**REQUEST:** Gather the lines that hold the string "兴奋在神经纤维上的传导".

=== TASK MATERIAL ===

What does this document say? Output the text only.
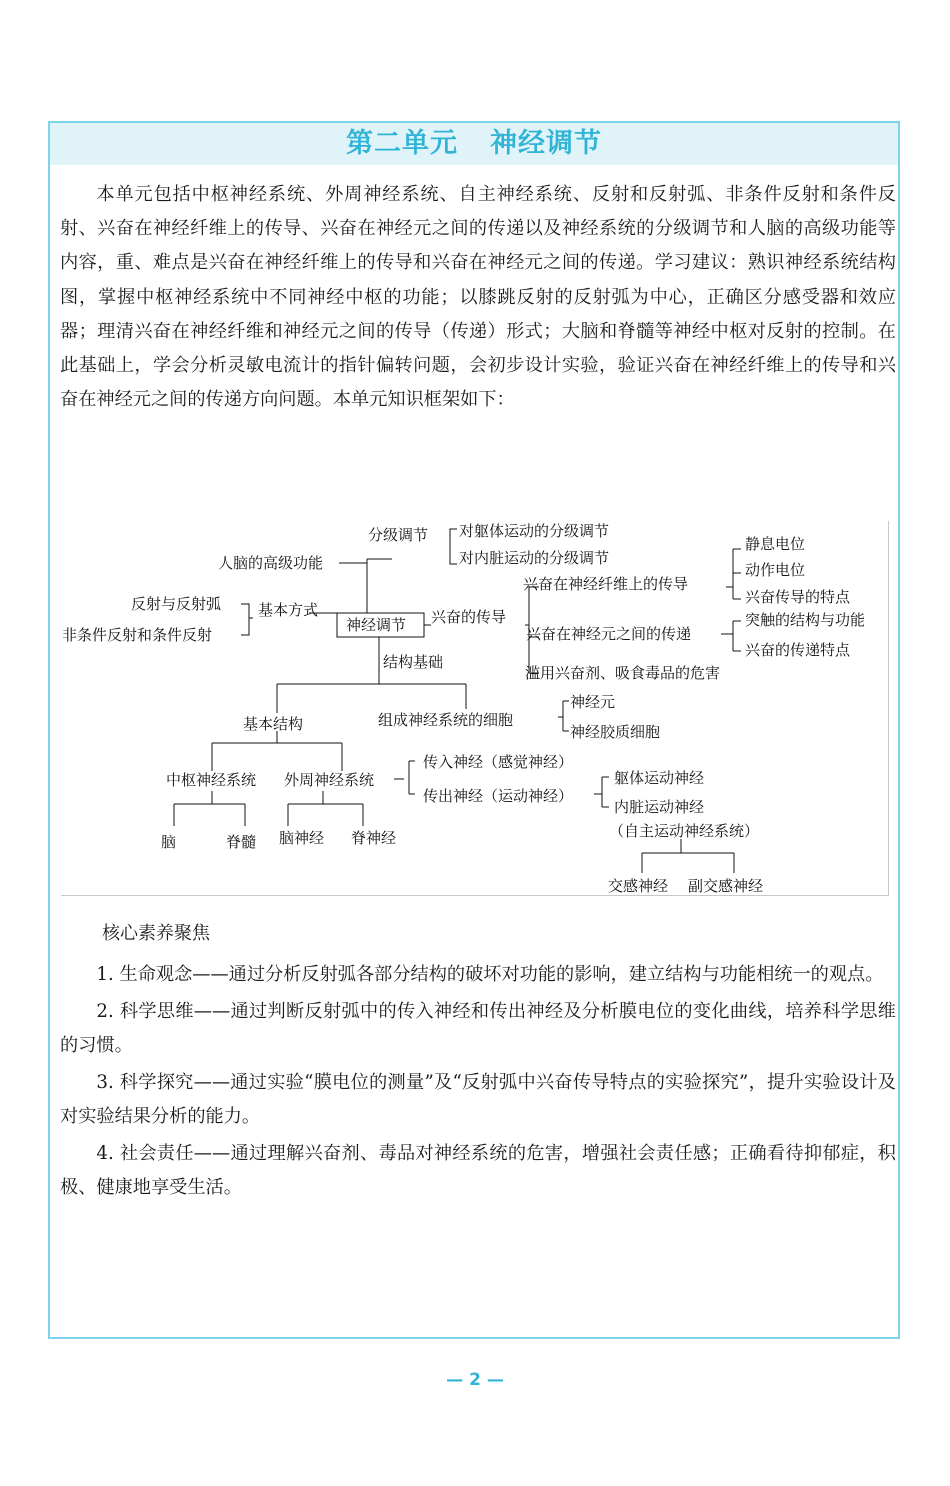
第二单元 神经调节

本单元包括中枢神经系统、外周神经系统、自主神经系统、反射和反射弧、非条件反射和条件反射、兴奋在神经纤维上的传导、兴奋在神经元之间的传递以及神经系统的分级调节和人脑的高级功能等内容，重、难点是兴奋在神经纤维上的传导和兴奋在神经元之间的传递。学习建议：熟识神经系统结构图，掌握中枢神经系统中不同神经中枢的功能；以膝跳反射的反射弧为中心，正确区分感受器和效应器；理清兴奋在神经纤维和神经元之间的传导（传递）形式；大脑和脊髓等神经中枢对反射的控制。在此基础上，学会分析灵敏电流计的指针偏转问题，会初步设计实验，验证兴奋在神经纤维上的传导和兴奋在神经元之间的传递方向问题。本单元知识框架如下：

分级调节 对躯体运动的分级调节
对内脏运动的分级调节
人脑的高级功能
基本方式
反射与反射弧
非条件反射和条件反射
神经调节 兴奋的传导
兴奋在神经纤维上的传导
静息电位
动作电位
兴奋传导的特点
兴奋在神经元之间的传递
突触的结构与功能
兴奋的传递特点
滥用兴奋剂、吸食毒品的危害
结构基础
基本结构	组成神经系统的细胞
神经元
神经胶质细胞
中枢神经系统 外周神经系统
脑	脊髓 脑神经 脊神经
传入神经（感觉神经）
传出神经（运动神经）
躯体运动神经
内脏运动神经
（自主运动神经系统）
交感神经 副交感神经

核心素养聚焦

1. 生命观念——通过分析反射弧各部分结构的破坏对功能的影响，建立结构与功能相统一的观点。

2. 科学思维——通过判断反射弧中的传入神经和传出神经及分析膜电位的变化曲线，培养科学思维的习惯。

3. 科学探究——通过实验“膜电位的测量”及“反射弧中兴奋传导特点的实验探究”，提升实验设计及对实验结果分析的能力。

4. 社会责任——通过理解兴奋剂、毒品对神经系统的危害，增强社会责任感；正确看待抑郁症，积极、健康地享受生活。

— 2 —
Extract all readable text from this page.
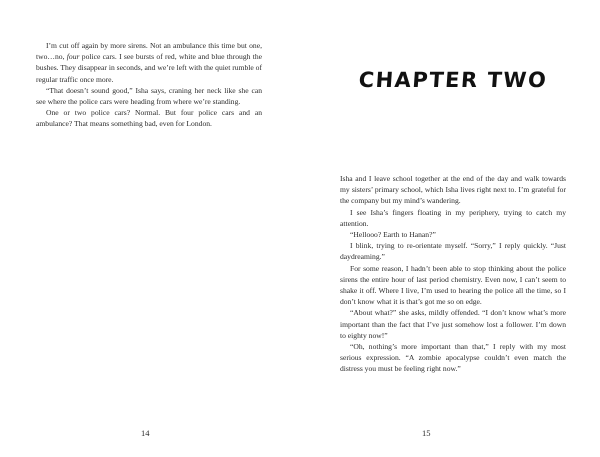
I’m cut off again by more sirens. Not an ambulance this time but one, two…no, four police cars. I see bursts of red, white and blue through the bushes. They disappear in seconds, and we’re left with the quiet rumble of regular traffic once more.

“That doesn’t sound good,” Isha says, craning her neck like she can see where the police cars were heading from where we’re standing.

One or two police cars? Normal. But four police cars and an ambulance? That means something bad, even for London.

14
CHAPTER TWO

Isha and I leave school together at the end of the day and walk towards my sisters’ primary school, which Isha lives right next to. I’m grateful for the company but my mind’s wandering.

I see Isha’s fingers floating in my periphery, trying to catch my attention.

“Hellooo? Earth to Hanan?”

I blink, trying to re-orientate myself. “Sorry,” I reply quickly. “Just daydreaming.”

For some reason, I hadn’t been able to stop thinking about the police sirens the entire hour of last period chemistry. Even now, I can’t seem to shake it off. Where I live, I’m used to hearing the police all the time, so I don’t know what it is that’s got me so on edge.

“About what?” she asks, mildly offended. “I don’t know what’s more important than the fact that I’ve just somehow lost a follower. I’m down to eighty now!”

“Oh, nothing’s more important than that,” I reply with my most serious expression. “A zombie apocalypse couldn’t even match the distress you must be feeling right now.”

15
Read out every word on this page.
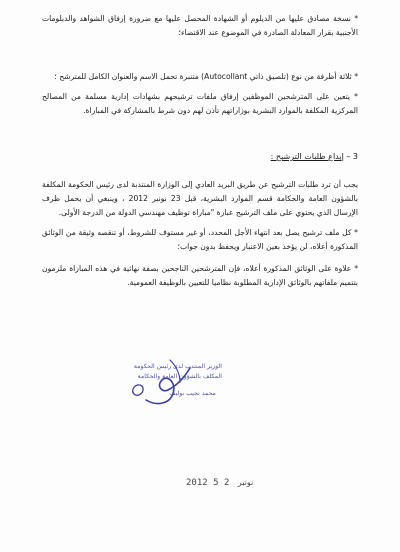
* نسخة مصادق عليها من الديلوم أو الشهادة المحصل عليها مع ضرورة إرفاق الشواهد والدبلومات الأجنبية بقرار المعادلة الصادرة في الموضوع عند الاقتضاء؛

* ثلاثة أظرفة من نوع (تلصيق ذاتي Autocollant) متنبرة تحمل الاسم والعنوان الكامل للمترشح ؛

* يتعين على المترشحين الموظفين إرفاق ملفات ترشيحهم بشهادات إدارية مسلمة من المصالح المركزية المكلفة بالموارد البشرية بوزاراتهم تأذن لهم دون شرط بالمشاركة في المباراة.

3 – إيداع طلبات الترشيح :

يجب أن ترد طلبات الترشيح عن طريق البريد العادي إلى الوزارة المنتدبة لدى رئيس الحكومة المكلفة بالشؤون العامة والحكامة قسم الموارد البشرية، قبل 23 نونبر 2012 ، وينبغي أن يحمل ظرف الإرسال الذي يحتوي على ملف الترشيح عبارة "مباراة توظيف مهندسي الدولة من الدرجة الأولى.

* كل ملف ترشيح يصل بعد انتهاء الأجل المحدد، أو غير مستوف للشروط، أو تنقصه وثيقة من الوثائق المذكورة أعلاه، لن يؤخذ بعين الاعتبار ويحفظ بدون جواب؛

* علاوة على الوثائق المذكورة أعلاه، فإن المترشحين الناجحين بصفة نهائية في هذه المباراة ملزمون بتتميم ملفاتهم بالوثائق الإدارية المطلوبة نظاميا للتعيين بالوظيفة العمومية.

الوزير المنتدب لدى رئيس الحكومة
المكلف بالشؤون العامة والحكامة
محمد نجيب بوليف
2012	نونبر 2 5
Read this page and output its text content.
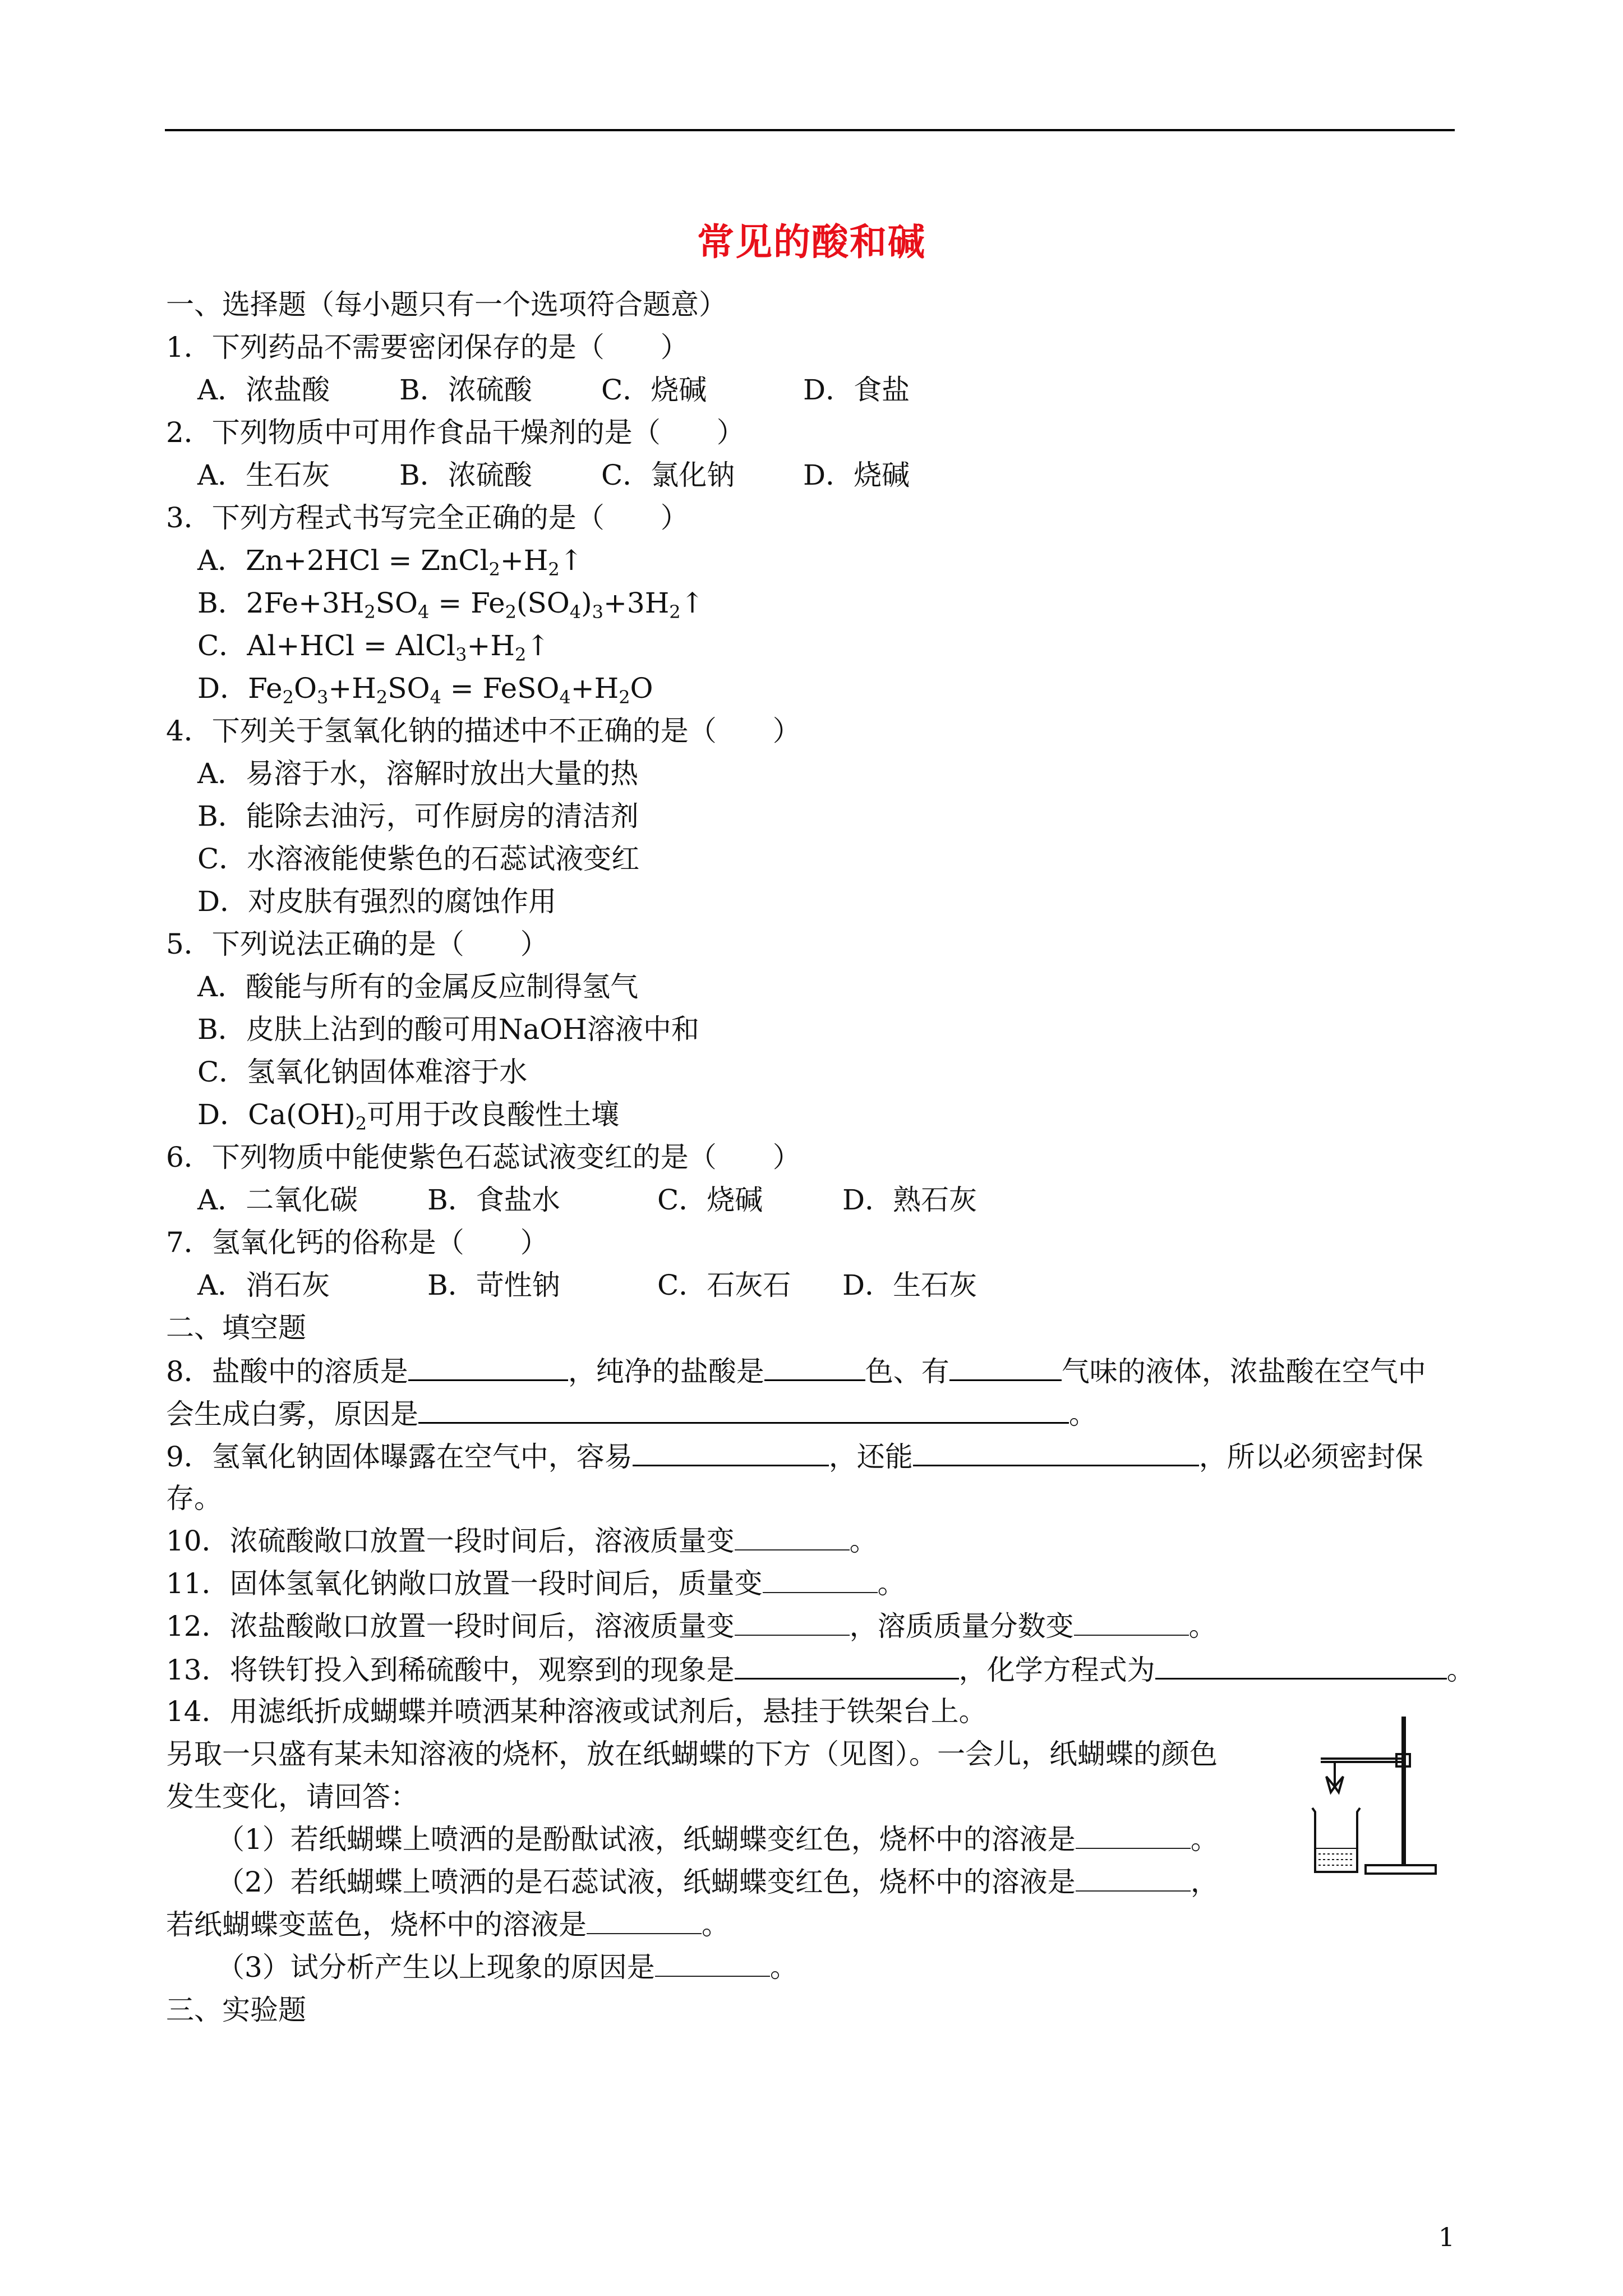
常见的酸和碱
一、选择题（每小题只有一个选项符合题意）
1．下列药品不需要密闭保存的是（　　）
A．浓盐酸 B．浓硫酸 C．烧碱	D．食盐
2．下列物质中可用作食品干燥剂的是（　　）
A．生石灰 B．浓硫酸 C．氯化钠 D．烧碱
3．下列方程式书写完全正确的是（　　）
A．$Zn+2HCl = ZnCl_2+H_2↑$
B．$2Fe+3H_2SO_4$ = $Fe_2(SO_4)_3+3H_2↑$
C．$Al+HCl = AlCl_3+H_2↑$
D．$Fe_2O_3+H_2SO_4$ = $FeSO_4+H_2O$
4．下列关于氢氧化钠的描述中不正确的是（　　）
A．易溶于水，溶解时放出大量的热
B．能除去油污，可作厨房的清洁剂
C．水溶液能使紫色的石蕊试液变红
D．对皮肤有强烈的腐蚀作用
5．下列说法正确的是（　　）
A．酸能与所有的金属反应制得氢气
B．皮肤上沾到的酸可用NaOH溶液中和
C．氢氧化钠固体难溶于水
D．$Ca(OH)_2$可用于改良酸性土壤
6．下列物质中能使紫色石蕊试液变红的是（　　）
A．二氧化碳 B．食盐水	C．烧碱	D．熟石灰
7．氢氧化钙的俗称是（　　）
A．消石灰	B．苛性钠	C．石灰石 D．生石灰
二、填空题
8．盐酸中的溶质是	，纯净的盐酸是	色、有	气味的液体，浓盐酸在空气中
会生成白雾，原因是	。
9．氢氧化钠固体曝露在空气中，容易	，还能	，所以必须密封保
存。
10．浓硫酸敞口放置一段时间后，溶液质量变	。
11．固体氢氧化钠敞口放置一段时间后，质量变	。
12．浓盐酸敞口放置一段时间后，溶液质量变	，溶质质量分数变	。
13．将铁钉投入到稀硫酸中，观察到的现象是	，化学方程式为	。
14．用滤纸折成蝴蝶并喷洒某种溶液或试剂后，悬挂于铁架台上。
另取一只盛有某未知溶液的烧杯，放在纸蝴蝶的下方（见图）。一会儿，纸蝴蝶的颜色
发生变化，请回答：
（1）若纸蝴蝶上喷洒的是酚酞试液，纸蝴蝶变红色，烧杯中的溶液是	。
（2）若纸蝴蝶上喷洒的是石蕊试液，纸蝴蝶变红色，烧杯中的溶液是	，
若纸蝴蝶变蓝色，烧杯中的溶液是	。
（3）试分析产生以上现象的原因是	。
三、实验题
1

===

**TASK SOLUTION:**
本单元包括中枢神经系统、外周神经系统、自主神经系统、反射和反射弧、非条件反射和条件反射、兴奋在神经纤维上的传导、兴奋在神经元之间的传递以及神经系统的分级调节和人脑的高级功能等内容，重、难点是兴奋在神经纤维上的传导和兴奋在神经元之间的传递。学习建议：熟识神经系统结构图，掌握中枢神经系统中不同神经中枢的功能；以膝跳反射的反射弧为中心，正确区分感受器和效应器；理清兴奋在神经纤维和神经元之间的传导（传递）形式；大脑和脊髓等神经中枢对反射的控制。在此基础上，学会分析灵敏电流计的指针偏转问题，会初步设计实验，验证兴奋在神经纤维上的传导和兴奋在神经元之间的传递方向问题。本单元知识框架如下：
兴奋在神经纤维上的传导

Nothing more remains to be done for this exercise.